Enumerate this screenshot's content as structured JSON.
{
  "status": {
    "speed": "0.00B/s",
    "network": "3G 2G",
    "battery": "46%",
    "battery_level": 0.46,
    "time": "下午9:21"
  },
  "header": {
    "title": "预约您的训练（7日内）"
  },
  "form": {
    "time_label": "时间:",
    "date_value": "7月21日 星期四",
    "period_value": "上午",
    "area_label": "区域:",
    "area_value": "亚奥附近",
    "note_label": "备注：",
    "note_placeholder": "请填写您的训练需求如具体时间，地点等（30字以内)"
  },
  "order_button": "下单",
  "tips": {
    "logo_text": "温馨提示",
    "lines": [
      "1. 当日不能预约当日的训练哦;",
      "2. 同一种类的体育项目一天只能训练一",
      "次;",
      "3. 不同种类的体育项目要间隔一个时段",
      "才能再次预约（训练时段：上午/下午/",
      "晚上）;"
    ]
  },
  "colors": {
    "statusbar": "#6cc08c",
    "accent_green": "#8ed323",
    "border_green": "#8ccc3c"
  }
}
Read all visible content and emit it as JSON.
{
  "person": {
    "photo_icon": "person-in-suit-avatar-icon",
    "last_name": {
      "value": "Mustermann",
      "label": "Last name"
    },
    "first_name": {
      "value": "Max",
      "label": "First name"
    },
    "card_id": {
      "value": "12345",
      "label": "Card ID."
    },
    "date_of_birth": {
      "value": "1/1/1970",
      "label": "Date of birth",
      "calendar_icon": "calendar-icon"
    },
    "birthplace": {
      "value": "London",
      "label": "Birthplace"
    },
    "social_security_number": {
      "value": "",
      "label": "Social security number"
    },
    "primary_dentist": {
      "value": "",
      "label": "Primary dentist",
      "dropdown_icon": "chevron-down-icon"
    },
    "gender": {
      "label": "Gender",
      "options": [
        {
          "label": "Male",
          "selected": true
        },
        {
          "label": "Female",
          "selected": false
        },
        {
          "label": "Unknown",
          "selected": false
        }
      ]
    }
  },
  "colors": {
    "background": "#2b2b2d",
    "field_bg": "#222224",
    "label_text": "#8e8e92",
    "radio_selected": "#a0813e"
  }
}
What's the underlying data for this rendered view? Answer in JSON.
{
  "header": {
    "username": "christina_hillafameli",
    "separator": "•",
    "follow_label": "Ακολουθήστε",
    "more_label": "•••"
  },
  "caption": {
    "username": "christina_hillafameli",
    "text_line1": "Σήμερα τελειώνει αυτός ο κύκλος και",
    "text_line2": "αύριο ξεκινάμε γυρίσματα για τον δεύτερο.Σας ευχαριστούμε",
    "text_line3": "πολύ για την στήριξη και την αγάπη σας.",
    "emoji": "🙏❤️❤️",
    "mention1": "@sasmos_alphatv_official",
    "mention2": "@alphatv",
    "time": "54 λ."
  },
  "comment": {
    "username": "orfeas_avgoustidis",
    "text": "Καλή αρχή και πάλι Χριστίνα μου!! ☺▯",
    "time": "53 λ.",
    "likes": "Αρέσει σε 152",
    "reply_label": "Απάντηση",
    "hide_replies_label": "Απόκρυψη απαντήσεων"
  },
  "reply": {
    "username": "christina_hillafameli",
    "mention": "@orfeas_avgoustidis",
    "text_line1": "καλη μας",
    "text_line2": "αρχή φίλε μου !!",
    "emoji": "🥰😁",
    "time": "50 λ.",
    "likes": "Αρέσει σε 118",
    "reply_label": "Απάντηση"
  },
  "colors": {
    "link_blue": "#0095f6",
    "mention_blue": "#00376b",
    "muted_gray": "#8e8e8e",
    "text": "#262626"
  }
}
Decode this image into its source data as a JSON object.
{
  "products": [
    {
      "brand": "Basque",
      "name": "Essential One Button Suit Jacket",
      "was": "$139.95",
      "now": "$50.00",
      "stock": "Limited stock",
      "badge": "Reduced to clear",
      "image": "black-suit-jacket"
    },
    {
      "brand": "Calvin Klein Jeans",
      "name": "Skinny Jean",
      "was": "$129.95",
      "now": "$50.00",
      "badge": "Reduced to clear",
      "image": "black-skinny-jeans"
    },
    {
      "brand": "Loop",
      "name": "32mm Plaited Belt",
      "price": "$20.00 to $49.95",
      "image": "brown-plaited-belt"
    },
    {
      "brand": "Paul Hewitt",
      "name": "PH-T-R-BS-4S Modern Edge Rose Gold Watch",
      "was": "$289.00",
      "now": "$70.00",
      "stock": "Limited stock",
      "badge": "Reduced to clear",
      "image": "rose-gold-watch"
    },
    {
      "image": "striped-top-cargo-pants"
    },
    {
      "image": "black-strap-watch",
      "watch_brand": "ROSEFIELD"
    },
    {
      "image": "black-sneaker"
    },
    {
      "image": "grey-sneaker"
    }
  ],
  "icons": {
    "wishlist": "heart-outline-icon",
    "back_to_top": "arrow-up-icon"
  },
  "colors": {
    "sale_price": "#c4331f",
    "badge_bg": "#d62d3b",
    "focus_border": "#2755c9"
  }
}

..........

STATED TASK: Using the material above, print every entry exactly as written.

RESULT FOR THIS TASK:
Enumerate this screenshot's content as structured JSON.
{
  "status": {
    "speed": "0.00B/s",
    "network": "3G 2G",
    "battery": "46%",
    "battery_level": 0.46,
    "time": "下午9:21"
  },
  "header": {
    "title": "预约您的训练（7日内）"
  },
  "form": {
    "time_label": "时间:",
    "date_value": "7月21日 星期四",
    "period_value": "上午",
    "area_label": "区域:",
    "area_value": "亚奥附近",
    "note_label": "备注：",
    "note_placeholder": "请填写您的训练需求如具体时间，地点等（30字以内)"
  },
  "order_button": "下单",
  "tips": {
    "logo_text": "温馨提示",
    "lines": [
      "1. 当日不能预约当日的训练哦;",
      "2. 同一种类的体育项目一天只能训练一",
      "次;",
      "3. 不同种类的体育项目要间隔一个时段",
      "才能再次预约（训练时段：上午/下午/",
      "晚上）;"
    ]
  },
  "colors": {
    "statusbar": "#6cc08c",
    "accent_green": "#8ed323",
    "border_green": "#8ccc3c"
  }
}
Read all visible content and emit it as JSON.
{
  "person": {
    "photo_icon": "person-in-suit-avatar-icon",
    "last_name": {
      "value": "Mustermann",
      "label": "Last name"
    },
    "first_name": {
      "value": "Max",
      "label": "First name"
    },
    "card_id": {
      "value": "12345",
      "label": "Card ID."
    },
    "date_of_birth": {
      "value": "1/1/1970",
      "label": "Date of birth",
      "calendar_icon": "calendar-icon"
    },
    "birthplace": {
      "value": "London",
      "label": "Birthplace"
    },
    "social_security_number": {
      "value": "",
      "label": "Social security number"
    },
    "primary_dentist": {
      "value": "",
      "label": "Primary dentist",
      "dropdown_icon": "chevron-down-icon"
    },
    "gender": {
      "label": "Gender",
      "options": [
        {
          "label": "Male",
          "selected": true
        },
        {
          "label": "Female",
          "selected": false
        },
        {
          "label": "Unknown",
          "selected": false
        }
      ]
    }
  },
  "colors": {
    "background": "#2b2b2d",
    "field_bg": "#222224",
    "label_text": "#8e8e92",
    "radio_selected": "#a0813e"
  }
}
What's the underlying data for this rendered view? Answer in JSON.
{
  "header": {
    "username": "christina_hillafameli",
    "separator": "•",
    "follow_label": "Ακολουθήστε",
    "more_label": "•••"
  },
  "caption": {
    "username": "christina_hillafameli",
    "text_line1": "Σήμερα τελειώνει αυτός ο κύκλος και",
    "text_line2": "αύριο ξεκινάμε γυρίσματα για τον δεύτερο.Σας ευχαριστούμε",
    "text_line3": "πολύ για την στήριξη και την αγάπη σας.",
    "emoji": "🙏❤️❤️",
    "mention1": "@sasmos_alphatv_official",
    "mention2": "@alphatv",
    "time": "54 λ."
  },
  "comment": {
    "username": "orfeas_avgoustidis",
    "text": "Καλή αρχή και πάλι Χριστίνα μου!! ☺▯",
    "time": "53 λ.",
    "likes": "Αρέσει σε 152",
    "reply_label": "Απάντηση",
    "hide_replies_label": "Απόκρυψη απαντήσεων"
  },
  "reply": {
    "username": "christina_hillafameli",
    "mention": "@orfeas_avgoustidis",
    "text_line1": "καλη μας",
    "text_line2": "αρχή φίλε μου !!",
    "emoji": "🥰😁",
    "time": "50 λ.",
    "likes": "Αρέσει σε 118",
    "reply_label": "Απάντηση"
  },
  "colors": {
    "link_blue": "#0095f6",
    "mention_blue": "#00376b",
    "muted_gray": "#8e8e8e",
    "text": "#262626"
  }
}
Decode this image into its source data as a JSON object.
{
  "products": [
    {
      "brand": "Basque",
      "name": "Essential One Button Suit Jacket",
      "was": "$139.95",
      "now": "$50.00",
      "stock": "Limited stock",
      "badge": "Reduced to clear",
      "image": "black-suit-jacket"
    },
    {
      "brand": "Calvin Klein Jeans",
      "name": "Skinny Jean",
      "was": "$129.95",
      "now": "$50.00",
      "badge": "Reduced to clear",
      "image": "black-skinny-jeans"
    },
    {
      "brand": "Loop",
      "name": "32mm Plaited Belt",
      "price": "$20.00 to $49.95",
      "image": "brown-plaited-belt"
    },
    {
      "brand": "Paul Hewitt",
      "name": "PH-T-R-BS-4S Modern Edge Rose Gold Watch",
      "was": "$289.00",
      "now": "$70.00",
      "stock": "Limited stock",
      "badge": "Reduced to clear",
      "image": "rose-gold-watch"
    },
    {
      "image": "striped-top-cargo-pants"
    },
    {
      "image": "black-strap-watch",
      "watch_brand": "ROSEFIELD"
    },
    {
      "image": "black-sneaker"
    },
    {
      "image": "grey-sneaker"
    }
  ],
  "icons": {
    "wishlist": "heart-outline-icon",
    "back_to_top": "arrow-up-icon"
  },
  "colors": {
    "sale_price": "#c4331f",
    "badge_bg": "#d62d3b",
    "focus_border": "#2755c9"
  }
}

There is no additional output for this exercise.